Raw records
______
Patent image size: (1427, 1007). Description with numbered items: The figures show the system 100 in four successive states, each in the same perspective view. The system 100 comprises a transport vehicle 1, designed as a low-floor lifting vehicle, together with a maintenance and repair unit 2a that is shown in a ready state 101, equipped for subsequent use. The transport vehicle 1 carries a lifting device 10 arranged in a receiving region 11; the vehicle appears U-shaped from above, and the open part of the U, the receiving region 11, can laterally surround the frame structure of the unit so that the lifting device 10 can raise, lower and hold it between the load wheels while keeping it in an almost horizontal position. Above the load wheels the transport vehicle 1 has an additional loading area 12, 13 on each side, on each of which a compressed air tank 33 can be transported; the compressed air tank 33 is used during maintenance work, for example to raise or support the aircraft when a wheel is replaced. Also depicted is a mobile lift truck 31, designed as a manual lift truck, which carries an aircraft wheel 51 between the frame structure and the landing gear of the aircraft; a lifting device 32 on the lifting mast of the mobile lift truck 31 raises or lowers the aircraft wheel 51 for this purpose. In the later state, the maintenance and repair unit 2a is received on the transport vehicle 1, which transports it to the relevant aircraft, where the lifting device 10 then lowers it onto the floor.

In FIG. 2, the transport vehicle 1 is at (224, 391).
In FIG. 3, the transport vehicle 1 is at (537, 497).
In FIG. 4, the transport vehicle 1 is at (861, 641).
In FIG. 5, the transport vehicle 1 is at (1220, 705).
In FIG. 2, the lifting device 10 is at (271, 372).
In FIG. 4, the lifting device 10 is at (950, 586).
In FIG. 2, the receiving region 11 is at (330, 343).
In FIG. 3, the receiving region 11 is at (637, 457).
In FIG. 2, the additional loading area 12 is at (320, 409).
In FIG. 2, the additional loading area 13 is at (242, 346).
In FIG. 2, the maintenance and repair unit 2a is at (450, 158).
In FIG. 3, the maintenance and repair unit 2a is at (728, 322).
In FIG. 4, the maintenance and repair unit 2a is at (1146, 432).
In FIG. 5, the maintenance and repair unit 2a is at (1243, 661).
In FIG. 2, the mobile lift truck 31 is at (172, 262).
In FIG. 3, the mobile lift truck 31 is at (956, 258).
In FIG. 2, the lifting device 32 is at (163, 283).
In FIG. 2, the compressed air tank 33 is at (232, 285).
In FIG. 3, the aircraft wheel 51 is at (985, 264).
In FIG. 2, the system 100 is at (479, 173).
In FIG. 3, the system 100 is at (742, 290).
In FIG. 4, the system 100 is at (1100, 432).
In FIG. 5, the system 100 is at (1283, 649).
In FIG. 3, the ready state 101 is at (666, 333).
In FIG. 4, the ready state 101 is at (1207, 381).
______
Written task ▸ Write out the stretch of material from its very first line through the line containing "In FIG. 2, the additional loading area 13", including that line, with every line repeated exactly.

Output for this task ▸
Patent image size: (1427, 1007). Description with numbered items: The figures show the system 100 in four successive states, each in the same perspective view. The system 100 comprises a transport vehicle 1, designed as a low-floor lifting vehicle, together with a maintenance and repair unit 2a that is shown in a ready state 101, equipped for subsequent use. The transport vehicle 1 carries a lifting device 10 arranged in a receiving region 11; the vehicle appears U-shaped from above, and the open part of the U, the receiving region 11, can laterally surround the frame structure of the unit so that the lifting device 10 can raise, lower and hold it between the load wheels while keeping it in an almost horizontal position. Above the load wheels the transport vehicle 1 has an additional loading area 12, 13 on each side, on each of which a compressed air tank 33 can be transported; the compressed air tank 33 is used during maintenance work, for example to raise or support the aircraft when a wheel is replaced. Also depicted is a mobile lift truck 31, designed as a manual lift truck, which carries an aircraft wheel 51 between the frame structure and the landing gear of the aircraft; a lifting device 32 on the lifting mast of the mobile lift truck 31 raises or lowers the aircraft wheel 51 for this purpose. In the later state, the maintenance and repair unit 2a is received on the transport vehicle 1, which transports it to the relevant aircraft, where the lifting device 10 then lowers it onto the floor.

In FIG. 2, the transport vehicle 1 is at (224, 391).
In FIG. 3, the transport vehicle 1 is at (537, 497).
In FIG. 4, the transport vehicle 1 is at (861, 641).
In FIG. 5, the transport vehicle 1 is at (1220, 705).
In FIG. 2, the lifting device 10 is at (271, 372).
In FIG. 4, the lifting device 10 is at (950, 586).
In FIG. 2, the receiving region 11 is at (330, 343).
In FIG. 3, the receiving region 11 is at (637, 457).
In FIG. 2, the additional loading area 12 is at (320, 409).
In FIG. 2, the additional loading area 13 is at (242, 346).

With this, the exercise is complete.